* **TEXTO BASE**:
'''
Economia: Para economista "evolucionário", período agudo da crise parece ter passado e agora há espaço para as instituições financeiras evoluírem.
Geoffrey Hodgson, que aplica a teoria de Darwin à economia: "É mais importante a capacidade de adaptação de uma empresa às mudanças no mundo do que o lucro final"
A apropriação da teoria de Charles Darwin sobre a evolução da vida em outros campos da ciência já provocou muita controvérsia e, não raro, ainda é vista com alta dose de desconfiança. Em particular, interpretações discriminatórias advindas do que se chamou de darwinismo social na virada do século XIX criaram as salvaguardas que perduram até hoje. Há, porém, pesquisadores ao redor do mundo que aplicam a lente darwiniana sobre a economia. Conhecidos como economistas evolucionários e institucionais, o grupo avalia como a produção da riqueza e a organização de empresas refletem conceitos de variação, herança e seleção nascidos em "A Origem das Espécies".
Um dos ícones dessa linhagem é Geoffrey Hodgson, professor da Escola de Negócios da Universidade de Hertforshire, no Reino Unido, que esteve recentemente no Brasil. Autor de 12 livros e editor do "Journal of Institutional Economics", publicado pela Cambridge University Press, o pesquisador de 64 anos fez palestras na Universidade Federal do Espírito Santo, onde tratou da turbulência econômica sob a ótica de Darwin.
Em entrevista ao Valor, de sua casa no interior da Inglaterra, Hodgson observa que o momento mais agudo da crise aparenta ter passado, com sinais de recuperação no mundo desenvolvido e entre alguns emergentes. O professor reforça, no entanto, a impressão de que ainda faltam passos a ser dados. Essa crise teria mostrado, sobretudo, como as instituições financeiras estão frágeis. "A maior incerteza é se a reforma do sistema financeiro foi o suficiente. Talvez devêssemos pensar em algo mais radical, uma verdadeira reconstrução", propõe.
Essa reconstrução não deveria transformar o mercado em grande metáfora darwiniana, adverte. Para Hofgson, o que está na pauta ainda é a disputa clássica dos economistas sobre a liberdade que os mercados devem e podem ter. Mas sua opinião é de que, agora, há espaço para as instuições financeiras evoluírem.
'''
* **DADOS FORNECIDOS**:
'''
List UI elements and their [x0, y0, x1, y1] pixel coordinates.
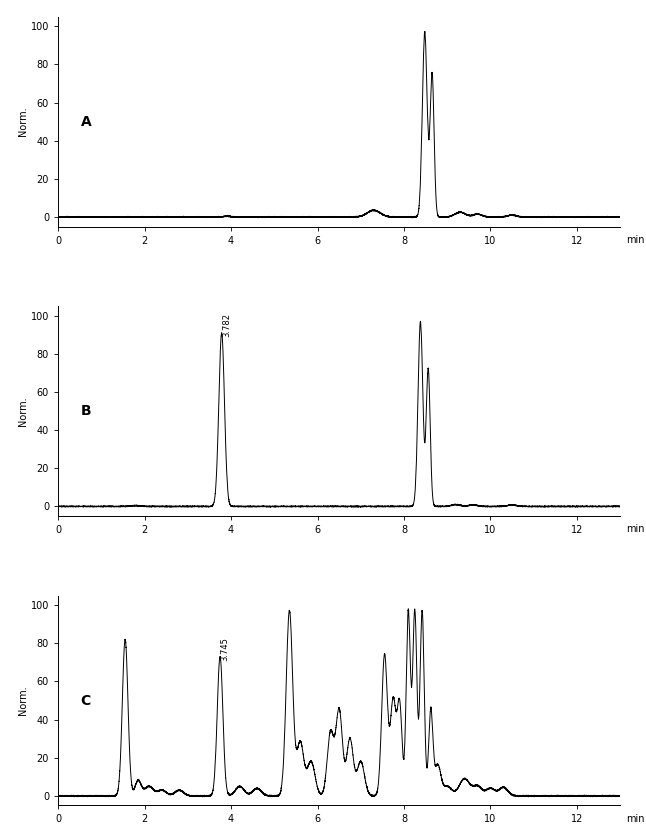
'''
* **PROBLEMAS**:
1 – De acordo com o texto base, quantos livros Geoffrey Hodgson é autor?
2 – Converta em lista o parágrafo do texto base iniciado por "Em entrevista ao Valor", preservando os fatos principais.

* **RESPOSTAS DO EXERCÍCIO**:
1 – Hodgson é autor de 12 livros.

2 –
- Hodgson concedeu entrevista ao Valor de sua casa, no interior da Inglaterra.
- Segundo ele, o momento mais agudo da crise aparenta ter passado, com sinais de recuperação no mundo desenvolvido e em alguns emergentes.
- Ainda faltam passos a serem dados, e a crise mostrou sobretudo a fragilidade das instituições financeiras.
- A maior incerteza é se a reforma do sistema financeiro foi suficiente, e ele propõe algo mais radical: uma verdadeira reconstrução.